Objective: Could you rewrite each line of the data below as a JSON list of strings, one string per line, leaving out blank lines and the pictures?

The records:
__________________________________________________
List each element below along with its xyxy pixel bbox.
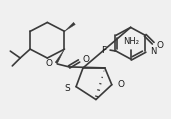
Text: O: O bbox=[45, 60, 52, 68]
Text: O: O bbox=[156, 41, 163, 50]
Polygon shape bbox=[64, 22, 75, 31]
Text: O: O bbox=[118, 80, 125, 89]
Text: NH₂: NH₂ bbox=[124, 37, 140, 46]
Text: N: N bbox=[150, 47, 157, 56]
Text: F: F bbox=[101, 46, 106, 55]
Text: O: O bbox=[82, 55, 89, 64]
Polygon shape bbox=[55, 49, 64, 64]
Text: S: S bbox=[64, 84, 70, 93]
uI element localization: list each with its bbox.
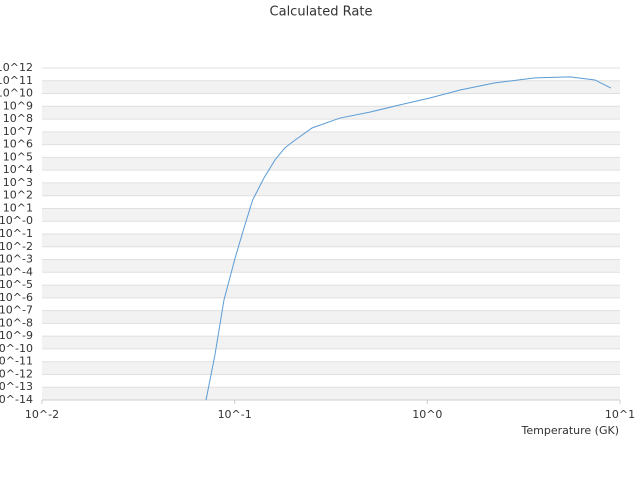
__________________________________________________
Answer:
[
  "List each element below along with its xyxy pixel bbox.",
  "Text: O: O bbox=[45, 60, 52, 68]",
  "Text: O: O bbox=[156, 41, 163, 50]",
  "Polygon shape bbox=[64, 22, 75, 31]",
  "Text: O: O bbox=[118, 80, 125, 89]",
  "Text: NH₂: NH₂ bbox=[124, 37, 140, 46]",
  "Text: N: N bbox=[150, 47, 157, 56]",
  "Text: F: F bbox=[101, 46, 106, 55]",
  "Text: O: O bbox=[82, 55, 89, 64]",
  "Polygon shape bbox=[55, 49, 64, 64]",
  "Text: S: S bbox=[64, 84, 70, 93]",
  "uI element localization: list each with its bbox."
]